Stored data entries
——————————

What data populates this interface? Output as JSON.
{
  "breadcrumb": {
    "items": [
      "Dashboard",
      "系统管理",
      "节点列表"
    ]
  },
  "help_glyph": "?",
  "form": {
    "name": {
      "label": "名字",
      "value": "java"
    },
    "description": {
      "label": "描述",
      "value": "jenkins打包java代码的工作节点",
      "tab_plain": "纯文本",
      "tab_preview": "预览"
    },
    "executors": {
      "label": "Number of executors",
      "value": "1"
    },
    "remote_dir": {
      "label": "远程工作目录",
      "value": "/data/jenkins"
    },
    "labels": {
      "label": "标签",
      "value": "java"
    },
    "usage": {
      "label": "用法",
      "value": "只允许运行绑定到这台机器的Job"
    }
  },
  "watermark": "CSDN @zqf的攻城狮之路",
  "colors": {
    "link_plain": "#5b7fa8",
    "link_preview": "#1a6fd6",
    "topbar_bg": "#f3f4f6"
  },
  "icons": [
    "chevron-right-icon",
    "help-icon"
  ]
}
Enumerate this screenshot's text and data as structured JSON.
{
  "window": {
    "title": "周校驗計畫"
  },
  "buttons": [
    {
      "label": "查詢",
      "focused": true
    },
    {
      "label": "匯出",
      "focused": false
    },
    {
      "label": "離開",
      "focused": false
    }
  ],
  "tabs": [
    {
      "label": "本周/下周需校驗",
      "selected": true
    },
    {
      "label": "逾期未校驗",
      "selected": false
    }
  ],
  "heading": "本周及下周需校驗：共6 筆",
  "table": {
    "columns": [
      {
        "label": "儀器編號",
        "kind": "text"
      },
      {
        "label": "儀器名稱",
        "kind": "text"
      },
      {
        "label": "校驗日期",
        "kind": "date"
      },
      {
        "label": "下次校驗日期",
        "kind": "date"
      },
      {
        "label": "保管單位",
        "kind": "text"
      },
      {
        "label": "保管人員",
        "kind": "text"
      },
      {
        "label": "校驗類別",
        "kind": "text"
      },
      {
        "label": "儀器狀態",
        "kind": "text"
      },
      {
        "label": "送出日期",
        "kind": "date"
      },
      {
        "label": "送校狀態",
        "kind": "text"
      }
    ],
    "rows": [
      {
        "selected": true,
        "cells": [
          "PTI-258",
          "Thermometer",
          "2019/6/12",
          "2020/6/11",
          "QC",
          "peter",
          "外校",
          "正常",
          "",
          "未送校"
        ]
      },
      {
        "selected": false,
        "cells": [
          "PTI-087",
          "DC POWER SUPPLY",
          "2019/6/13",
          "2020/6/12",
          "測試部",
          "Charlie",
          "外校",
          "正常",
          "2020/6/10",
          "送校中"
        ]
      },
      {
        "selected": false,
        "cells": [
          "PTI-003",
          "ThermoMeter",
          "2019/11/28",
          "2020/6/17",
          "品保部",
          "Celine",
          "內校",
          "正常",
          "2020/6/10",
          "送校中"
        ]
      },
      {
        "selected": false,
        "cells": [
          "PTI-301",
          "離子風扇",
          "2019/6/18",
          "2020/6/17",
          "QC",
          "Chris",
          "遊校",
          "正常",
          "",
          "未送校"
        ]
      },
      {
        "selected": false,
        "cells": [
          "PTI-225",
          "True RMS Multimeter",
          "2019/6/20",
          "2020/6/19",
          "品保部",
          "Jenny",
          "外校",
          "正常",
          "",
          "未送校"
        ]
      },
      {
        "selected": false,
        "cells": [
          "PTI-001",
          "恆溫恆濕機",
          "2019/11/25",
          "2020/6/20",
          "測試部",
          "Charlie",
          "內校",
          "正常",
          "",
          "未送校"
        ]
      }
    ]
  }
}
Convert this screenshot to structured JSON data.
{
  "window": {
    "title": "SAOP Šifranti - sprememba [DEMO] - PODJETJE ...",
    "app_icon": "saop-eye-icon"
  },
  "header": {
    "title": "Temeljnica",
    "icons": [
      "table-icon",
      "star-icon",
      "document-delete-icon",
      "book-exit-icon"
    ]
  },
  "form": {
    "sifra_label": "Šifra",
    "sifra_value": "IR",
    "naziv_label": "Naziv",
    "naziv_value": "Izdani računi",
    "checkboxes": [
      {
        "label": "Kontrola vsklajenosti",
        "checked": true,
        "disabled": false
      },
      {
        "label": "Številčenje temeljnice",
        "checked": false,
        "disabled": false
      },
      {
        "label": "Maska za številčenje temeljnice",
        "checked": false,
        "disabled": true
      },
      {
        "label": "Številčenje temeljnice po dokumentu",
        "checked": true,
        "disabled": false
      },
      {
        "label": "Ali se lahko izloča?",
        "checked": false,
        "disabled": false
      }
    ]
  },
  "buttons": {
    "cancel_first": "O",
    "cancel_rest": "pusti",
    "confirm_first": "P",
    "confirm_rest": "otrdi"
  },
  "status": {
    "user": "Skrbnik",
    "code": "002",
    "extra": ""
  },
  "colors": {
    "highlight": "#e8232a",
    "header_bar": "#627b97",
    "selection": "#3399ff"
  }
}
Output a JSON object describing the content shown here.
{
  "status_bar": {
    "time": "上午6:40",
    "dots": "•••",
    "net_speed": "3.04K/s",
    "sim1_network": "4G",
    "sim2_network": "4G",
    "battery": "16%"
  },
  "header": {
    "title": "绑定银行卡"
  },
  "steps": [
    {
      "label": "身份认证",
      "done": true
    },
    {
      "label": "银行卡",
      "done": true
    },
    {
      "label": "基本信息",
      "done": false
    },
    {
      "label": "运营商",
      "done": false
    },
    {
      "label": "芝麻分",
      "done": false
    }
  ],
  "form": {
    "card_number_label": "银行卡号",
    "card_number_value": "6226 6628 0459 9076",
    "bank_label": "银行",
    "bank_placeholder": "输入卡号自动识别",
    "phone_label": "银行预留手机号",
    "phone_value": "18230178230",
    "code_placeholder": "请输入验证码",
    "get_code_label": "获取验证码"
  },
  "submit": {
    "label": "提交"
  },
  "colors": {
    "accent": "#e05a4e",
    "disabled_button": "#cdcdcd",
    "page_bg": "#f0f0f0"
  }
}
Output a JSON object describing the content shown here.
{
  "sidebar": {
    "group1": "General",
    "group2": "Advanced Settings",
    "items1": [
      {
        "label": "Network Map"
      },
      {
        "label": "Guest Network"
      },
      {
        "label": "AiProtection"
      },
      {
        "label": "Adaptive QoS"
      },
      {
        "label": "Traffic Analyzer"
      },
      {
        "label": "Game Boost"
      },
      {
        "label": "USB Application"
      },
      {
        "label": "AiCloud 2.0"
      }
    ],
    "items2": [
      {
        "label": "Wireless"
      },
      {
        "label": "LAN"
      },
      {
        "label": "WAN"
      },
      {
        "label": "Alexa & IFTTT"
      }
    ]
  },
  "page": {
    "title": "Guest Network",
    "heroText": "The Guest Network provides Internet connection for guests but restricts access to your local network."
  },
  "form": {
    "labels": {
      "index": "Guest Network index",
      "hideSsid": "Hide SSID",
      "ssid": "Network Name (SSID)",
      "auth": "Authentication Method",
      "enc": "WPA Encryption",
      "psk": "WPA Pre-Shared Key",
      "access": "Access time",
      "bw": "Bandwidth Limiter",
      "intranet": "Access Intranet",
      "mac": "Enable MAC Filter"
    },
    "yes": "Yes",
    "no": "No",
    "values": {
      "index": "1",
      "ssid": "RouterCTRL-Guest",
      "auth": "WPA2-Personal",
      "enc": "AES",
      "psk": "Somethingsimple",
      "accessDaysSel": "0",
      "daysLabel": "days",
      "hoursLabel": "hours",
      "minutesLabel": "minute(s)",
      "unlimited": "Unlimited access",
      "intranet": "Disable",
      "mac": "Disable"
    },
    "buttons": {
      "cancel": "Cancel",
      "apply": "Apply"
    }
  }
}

——————————

## Instruction
Return all of the data word for word.

## Completed exercise
What data populates this interface? Output as JSON.
{
  "breadcrumb": {
    "items": [
      "Dashboard",
      "系统管理",
      "节点列表"
    ]
  },
  "help_glyph": "?",
  "form": {
    "name": {
      "label": "名字",
      "value": "java"
    },
    "description": {
      "label": "描述",
      "value": "jenkins打包java代码的工作节点",
      "tab_plain": "纯文本",
      "tab_preview": "预览"
    },
    "executors": {
      "label": "Number of executors",
      "value": "1"
    },
    "remote_dir": {
      "label": "远程工作目录",
      "value": "/data/jenkins"
    },
    "labels": {
      "label": "标签",
      "value": "java"
    },
    "usage": {
      "label": "用法",
      "value": "只允许运行绑定到这台机器的Job"
    }
  },
  "watermark": "CSDN @zqf的攻城狮之路",
  "colors": {
    "link_plain": "#5b7fa8",
    "link_preview": "#1a6fd6",
    "topbar_bg": "#f3f4f6"
  },
  "icons": [
    "chevron-right-icon",
    "help-icon"
  ]
}
Enumerate this screenshot's text and data as structured JSON.
{
  "window": {
    "title": "周校驗計畫"
  },
  "buttons": [
    {
      "label": "查詢",
      "focused": true
    },
    {
      "label": "匯出",
      "focused": false
    },
    {
      "label": "離開",
      "focused": false
    }
  ],
  "tabs": [
    {
      "label": "本周/下周需校驗",
      "selected": true
    },
    {
      "label": "逾期未校驗",
      "selected": false
    }
  ],
  "heading": "本周及下周需校驗：共6 筆",
  "table": {
    "columns": [
      {
        "label": "儀器編號",
        "kind": "text"
      },
      {
        "label": "儀器名稱",
        "kind": "text"
      },
      {
        "label": "校驗日期",
        "kind": "date"
      },
      {
        "label": "下次校驗日期",
        "kind": "date"
      },
      {
        "label": "保管單位",
        "kind": "text"
      },
      {
        "label": "保管人員",
        "kind": "text"
      },
      {
        "label": "校驗類別",
        "kind": "text"
      },
      {
        "label": "儀器狀態",
        "kind": "text"
      },
      {
        "label": "送出日期",
        "kind": "date"
      },
      {
        "label": "送校狀態",
        "kind": "text"
      }
    ],
    "rows": [
      {
        "selected": true,
        "cells": [
          "PTI-258",
          "Thermometer",
          "2019/6/12",
          "2020/6/11",
          "QC",
          "peter",
          "外校",
          "正常",
          "",
          "未送校"
        ]
      },
      {
        "selected": false,
        "cells": [
          "PTI-087",
          "DC POWER SUPPLY",
          "2019/6/13",
          "2020/6/12",
          "測試部",
          "Charlie",
          "外校",
          "正常",
          "2020/6/10",
          "送校中"
        ]
      },
      {
        "selected": false,
        "cells": [
          "PTI-003",
          "ThermoMeter",
          "2019/11/28",
          "2020/6/17",
          "品保部",
          "Celine",
          "內校",
          "正常",
          "2020/6/10",
          "送校中"
        ]
      },
      {
        "selected": false,
        "cells": [
          "PTI-301",
          "離子風扇",
          "2019/6/18",
          "2020/6/17",
          "QC",
          "Chris",
          "遊校",
          "正常",
          "",
          "未送校"
        ]
      },
      {
        "selected": false,
        "cells": [
          "PTI-225",
          "True RMS Multimeter",
          "2019/6/20",
          "2020/6/19",
          "品保部",
          "Jenny",
          "外校",
          "正常",
          "",
          "未送校"
        ]
      },
      {
        "selected": false,
        "cells": [
          "PTI-001",
          "恆溫恆濕機",
          "2019/11/25",
          "2020/6/20",
          "測試部",
          "Charlie",
          "內校",
          "正常",
          "",
          "未送校"
        ]
      }
    ]
  }
}
Convert this screenshot to structured JSON data.
{
  "window": {
    "title": "SAOP Šifranti - sprememba [DEMO] - PODJETJE ...",
    "app_icon": "saop-eye-icon"
  },
  "header": {
    "title": "Temeljnica",
    "icons": [
      "table-icon",
      "star-icon",
      "document-delete-icon",
      "book-exit-icon"
    ]
  },
  "form": {
    "sifra_label": "Šifra",
    "sifra_value": "IR",
    "naziv_label": "Naziv",
    "naziv_value": "Izdani računi",
    "checkboxes": [
      {
        "label": "Kontrola vsklajenosti",
        "checked": true,
        "disabled": false
      },
      {
        "label": "Številčenje temeljnice",
        "checked": false,
        "disabled": false
      },
      {
        "label": "Maska za številčenje temeljnice",
        "checked": false,
        "disabled": true
      },
      {
        "label": "Številčenje temeljnice po dokumentu",
        "checked": true,
        "disabled": false
      },
      {
        "label": "Ali se lahko izloča?",
        "checked": false,
        "disabled": false
      }
    ]
  },
  "buttons": {
    "cancel_first": "O",
    "cancel_rest": "pusti",
    "confirm_first": "P",
    "confirm_rest": "otrdi"
  },
  "status": {
    "user": "Skrbnik",
    "code": "002",
    "extra": ""
  },
  "colors": {
    "highlight": "#e8232a",
    "header_bar": "#627b97",
    "selection": "#3399ff"
  }
}
Output a JSON object describing the content shown here.
{
  "status_bar": {
    "time": "上午6:40",
    "dots": "•••",
    "net_speed": "3.04K/s",
    "sim1_network": "4G",
    "sim2_network": "4G",
    "battery": "16%"
  },
  "header": {
    "title": "绑定银行卡"
  },
  "steps": [
    {
      "label": "身份认证",
      "done": true
    },
    {
      "label": "银行卡",
      "done": true
    },
    {
      "label": "基本信息",
      "done": false
    },
    {
      "label": "运营商",
      "done": false
    },
    {
      "label": "芝麻分",
      "done": false
    }
  ],
  "form": {
    "card_number_label": "银行卡号",
    "card_number_value": "6226 6628 0459 9076",
    "bank_label": "银行",
    "bank_placeholder": "输入卡号自动识别",
    "phone_label": "银行预留手机号",
    "phone_value": "18230178230",
    "code_placeholder": "请输入验证码",
    "get_code_label": "获取验证码"
  },
  "submit": {
    "label": "提交"
  },
  "colors": {
    "accent": "#e05a4e",
    "disabled_button": "#cdcdcd",
    "page_bg": "#f0f0f0"
  }
}
Output a JSON object describing the content shown here.
{
  "sidebar": {
    "group1": "General",
    "group2": "Advanced Settings",
    "items1": [
      {
        "label": "Network Map"
      },
      {
        "label": "Guest Network"
      },
      {
        "label": "AiProtection"
      },
      {
        "label": "Adaptive QoS"
      },
      {
        "label": "Traffic Analyzer"
      },
      {
        "label": "Game Boost"
      },
      {
        "label": "USB Application"
      },
      {
        "label": "AiCloud 2.0"
      }
    ],
    "items2": [
      {
        "label": "Wireless"
      },
      {
        "label": "LAN"
      },
      {
        "label": "WAN"
      },
      {
        "label": "Alexa & IFTTT"
      }
    ]
  },
  "page": {
    "title": "Guest Network",
    "heroText": "The Guest Network provides Internet connection for guests but restricts access to your local network."
  },
  "form": {
    "labels": {
      "index": "Guest Network index",
      "hideSsid": "Hide SSID",
      "ssid": "Network Name (SSID)",
      "auth": "Authentication Method",
      "enc": "WPA Encryption",
      "psk": "WPA Pre-Shared Key",
      "access": "Access time",
      "bw": "Bandwidth Limiter",
      "intranet": "Access Intranet",
      "mac": "Enable MAC Filter"
    },
    "yes": "Yes",
    "no": "No",
    "values": {
      "index": "1",
      "ssid": "RouterCTRL-Guest",
      "auth": "WPA2-Personal",
      "enc": "AES",
      "psk": "Somethingsimple",
      "accessDaysSel": "0",
      "daysLabel": "days",
      "hoursLabel": "hours",
      "minutesLabel": "minute(s)",
      "unlimited": "Unlimited access",
      "intranet": "Disable",
      "mac": "Disable"
    },
    "buttons": {
      "cancel": "Cancel",
      "apply": "Apply"
    }
  }
}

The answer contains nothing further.